:: GIVEN REQUEST ::
Output all lines exactly.

:: DATA IN THIS EXERCISE ::
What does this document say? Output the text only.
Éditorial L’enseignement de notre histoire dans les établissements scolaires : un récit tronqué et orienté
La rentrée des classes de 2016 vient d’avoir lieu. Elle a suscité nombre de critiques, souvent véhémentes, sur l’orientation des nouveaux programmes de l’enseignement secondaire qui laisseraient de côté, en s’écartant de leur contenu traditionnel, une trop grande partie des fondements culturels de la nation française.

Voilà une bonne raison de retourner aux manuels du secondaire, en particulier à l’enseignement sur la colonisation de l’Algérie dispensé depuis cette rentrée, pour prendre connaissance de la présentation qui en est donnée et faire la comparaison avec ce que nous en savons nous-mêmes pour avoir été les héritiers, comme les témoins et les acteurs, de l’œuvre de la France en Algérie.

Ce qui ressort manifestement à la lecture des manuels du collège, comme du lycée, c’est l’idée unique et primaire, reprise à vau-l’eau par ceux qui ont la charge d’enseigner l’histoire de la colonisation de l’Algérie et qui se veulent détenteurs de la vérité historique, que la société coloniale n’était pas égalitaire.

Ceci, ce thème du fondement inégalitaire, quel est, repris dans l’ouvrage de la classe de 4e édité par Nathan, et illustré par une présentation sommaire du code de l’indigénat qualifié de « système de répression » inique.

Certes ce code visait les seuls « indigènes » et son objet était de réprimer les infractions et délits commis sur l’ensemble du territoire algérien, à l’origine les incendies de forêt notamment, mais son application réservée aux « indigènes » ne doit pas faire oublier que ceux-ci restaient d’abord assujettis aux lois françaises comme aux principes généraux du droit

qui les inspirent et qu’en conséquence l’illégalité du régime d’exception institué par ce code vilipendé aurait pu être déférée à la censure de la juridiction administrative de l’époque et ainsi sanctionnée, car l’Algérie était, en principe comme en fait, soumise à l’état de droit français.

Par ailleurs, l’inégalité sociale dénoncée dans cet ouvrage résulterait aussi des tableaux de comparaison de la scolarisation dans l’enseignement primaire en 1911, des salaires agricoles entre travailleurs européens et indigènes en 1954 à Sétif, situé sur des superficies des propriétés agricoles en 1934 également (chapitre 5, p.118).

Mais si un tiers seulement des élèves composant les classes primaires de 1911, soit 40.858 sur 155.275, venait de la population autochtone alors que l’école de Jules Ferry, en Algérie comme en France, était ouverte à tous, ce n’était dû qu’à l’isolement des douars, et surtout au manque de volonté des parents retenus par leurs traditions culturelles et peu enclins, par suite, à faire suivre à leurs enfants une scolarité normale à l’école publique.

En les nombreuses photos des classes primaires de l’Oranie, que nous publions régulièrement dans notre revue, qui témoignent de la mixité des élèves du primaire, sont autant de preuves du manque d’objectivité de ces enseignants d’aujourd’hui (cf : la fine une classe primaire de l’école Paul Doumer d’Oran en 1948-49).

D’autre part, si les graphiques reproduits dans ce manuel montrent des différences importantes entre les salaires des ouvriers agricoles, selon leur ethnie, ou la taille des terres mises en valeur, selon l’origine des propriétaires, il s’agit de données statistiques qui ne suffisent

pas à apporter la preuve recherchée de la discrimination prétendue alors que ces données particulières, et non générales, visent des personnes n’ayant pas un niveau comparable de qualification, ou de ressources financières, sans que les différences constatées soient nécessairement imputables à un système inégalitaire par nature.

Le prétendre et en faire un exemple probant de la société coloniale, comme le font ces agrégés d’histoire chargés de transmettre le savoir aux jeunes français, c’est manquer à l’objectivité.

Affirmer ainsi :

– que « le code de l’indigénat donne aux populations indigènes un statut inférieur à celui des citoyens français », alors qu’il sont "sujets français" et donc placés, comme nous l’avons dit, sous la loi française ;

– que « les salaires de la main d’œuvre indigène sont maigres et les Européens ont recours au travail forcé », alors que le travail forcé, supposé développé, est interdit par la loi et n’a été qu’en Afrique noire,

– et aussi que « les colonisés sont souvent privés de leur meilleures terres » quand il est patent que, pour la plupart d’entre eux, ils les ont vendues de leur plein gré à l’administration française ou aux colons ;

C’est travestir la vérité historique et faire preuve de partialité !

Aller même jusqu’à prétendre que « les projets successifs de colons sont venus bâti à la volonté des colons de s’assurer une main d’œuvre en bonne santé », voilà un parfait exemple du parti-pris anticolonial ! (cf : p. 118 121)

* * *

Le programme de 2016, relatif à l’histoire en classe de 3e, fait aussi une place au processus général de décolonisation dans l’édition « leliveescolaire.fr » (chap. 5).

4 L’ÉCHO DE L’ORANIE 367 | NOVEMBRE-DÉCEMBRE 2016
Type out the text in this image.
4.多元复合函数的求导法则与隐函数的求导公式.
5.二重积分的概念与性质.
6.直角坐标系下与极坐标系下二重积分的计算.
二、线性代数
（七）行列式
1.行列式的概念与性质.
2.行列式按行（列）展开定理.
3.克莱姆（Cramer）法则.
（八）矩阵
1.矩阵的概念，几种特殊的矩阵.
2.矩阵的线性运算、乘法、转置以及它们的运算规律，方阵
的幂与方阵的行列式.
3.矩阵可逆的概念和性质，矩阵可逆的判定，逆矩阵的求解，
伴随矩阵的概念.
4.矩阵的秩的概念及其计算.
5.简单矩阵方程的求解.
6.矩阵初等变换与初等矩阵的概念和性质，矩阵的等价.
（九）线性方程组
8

:: REPLY TO THE EXERCISE ::
What does this document say? Output the text only.
Éditorial L’enseignement de notre histoire dans les établissements scolaires : un récit tronqué et orienté
La rentrée des classes de 2016 vient d’avoir lieu. Elle a suscité nombre de critiques, souvent véhémentes, sur l’orientation des nouveaux programmes de l’enseignement secondaire qui laisseraient de côté, en s’écartant de leur contenu traditionnel, une trop grande partie des fondements culturels de la nation française.

Voilà une bonne raison de retourner aux manuels du secondaire, en particulier à l’enseignement sur la colonisation de l’Algérie dispensé depuis cette rentrée, pour prendre connaissance de la présentation qui en est donnée et faire la comparaison avec ce que nous en savons nous-mêmes pour avoir été les héritiers, comme les témoins et les acteurs, de l’œuvre de la France en Algérie.

Ce qui ressort manifestement à la lecture des manuels du collège, comme du lycée, c’est l’idée unique et primaire, reprise à vau-l’eau par ceux qui ont la charge d’enseigner l’histoire de la colonisation de l’Algérie et qui se veulent détenteurs de la vérité historique, que la société coloniale n’était pas égalitaire.

Ceci, ce thème du fondement inégalitaire, quel est, repris dans l’ouvrage de la classe de 4e édité par Nathan, et illustré par une présentation sommaire du code de l’indigénat qualifié de « système de répression » inique.

Certes ce code visait les seuls « indigènes » et son objet était de réprimer les infractions et délits commis sur l’ensemble du territoire algérien, à l’origine les incendies de forêt notamment, mais son application réservée aux « indigènes » ne doit pas faire oublier que ceux-ci restaient d’abord assujettis aux lois françaises comme aux principes généraux du droit

qui les inspirent et qu’en conséquence l’illégalité du régime d’exception institué par ce code vilipendé aurait pu être déférée à la censure de la juridiction administrative de l’époque et ainsi sanctionnée, car l’Algérie était, en principe comme en fait, soumise à l’état de droit français.

Par ailleurs, l’inégalité sociale dénoncée dans cet ouvrage résulterait aussi des tableaux de comparaison de la scolarisation dans l’enseignement primaire en 1911, des salaires agricoles entre travailleurs européens et indigènes en 1954 à Sétif, situé sur des superficies des propriétés agricoles en 1934 également (chapitre 5, p.118).

Mais si un tiers seulement des élèves composant les classes primaires de 1911, soit 40.858 sur 155.275, venait de la population autochtone alors que l’école de Jules Ferry, en Algérie comme en France, était ouverte à tous, ce n’était dû qu’à l’isolement des douars, et surtout au manque de volonté des parents retenus par leurs traditions culturelles et peu enclins, par suite, à faire suivre à leurs enfants une scolarité normale à l’école publique.

En les nombreuses photos des classes primaires de l’Oranie, que nous publions régulièrement dans notre revue, qui témoignent de la mixité des élèves du primaire, sont autant de preuves du manque d’objectivité de ces enseignants d’aujourd’hui (cf : la fine une classe primaire de l’école Paul Doumer d’Oran en 1948-49).

D’autre part, si les graphiques reproduits dans ce manuel montrent des différences importantes entre les salaires des ouvriers agricoles, selon leur ethnie, ou la taille des terres mises en valeur, selon l’origine des propriétaires, il s’agit de données statistiques qui ne suffisent

pas à apporter la preuve recherchée de la discrimination prétendue alors que ces données particulières, et non générales, visent des personnes n’ayant pas un niveau comparable de qualification, ou de ressources financières, sans que les différences constatées soient nécessairement imputables à un système inégalitaire par nature.

Le prétendre et en faire un exemple probant de la société coloniale, comme le font ces agrégés d’histoire chargés de transmettre le savoir aux jeunes français, c’est manquer à l’objectivité.

Affirmer ainsi :

– que « le code de l’indigénat donne aux populations indigènes un statut inférieur à celui des citoyens français », alors qu’il sont "sujets français" et donc placés, comme nous l’avons dit, sous la loi française ;

– que « les salaires de la main d’œuvre indigène sont maigres et les Européens ont recours au travail forcé », alors que le travail forcé, supposé développé, est interdit par la loi et n’a été qu’en Afrique noire,

– et aussi que « les colonisés sont souvent privés de leur meilleures terres » quand il est patent que, pour la plupart d’entre eux, ils les ont vendues de leur plein gré à l’administration française ou aux colons ;

C’est travestir la vérité historique et faire preuve de partialité !

Aller même jusqu’à prétendre que « les projets successifs de colons sont venus bâti à la volonté des colons de s’assurer une main d’œuvre en bonne santé », voilà un parfait exemple du parti-pris anticolonial ! (cf : p. 118 121)

* * *

Le programme de 2016, relatif à l’histoire en classe de 3e, fait aussi une place au processus général de décolonisation dans l’édition « leliveescolaire.fr » (chap. 5).

4 L’ÉCHO DE L’ORANIE 367 | NOVEMBRE-DÉCEMBRE 2016
Type out the text in this image.
4.多元复合函数的求导法则与隐函数的求导公式.
5.二重积分的概念与性质.
6.直角坐标系下与极坐标系下二重积分的计算.
二、线性代数
（七）行列式
1.行列式的概念与性质.
2.行列式按行（列）展开定理.
3.克莱姆（Cramer）法则.
（八）矩阵
1.矩阵的概念，几种特殊的矩阵.
2.矩阵的线性运算、乘法、转置以及它们的运算规律，方阵
的幂与方阵的行列式.
3.矩阵可逆的概念和性质，矩阵可逆的判定，逆矩阵的求解，
伴随矩阵的概念.
4.矩阵的秩的概念及其计算.
5.简单矩阵方程的求解.
6.矩阵初等变换与初等矩阵的概念和性质，矩阵的等价.
（九）线性方程组
8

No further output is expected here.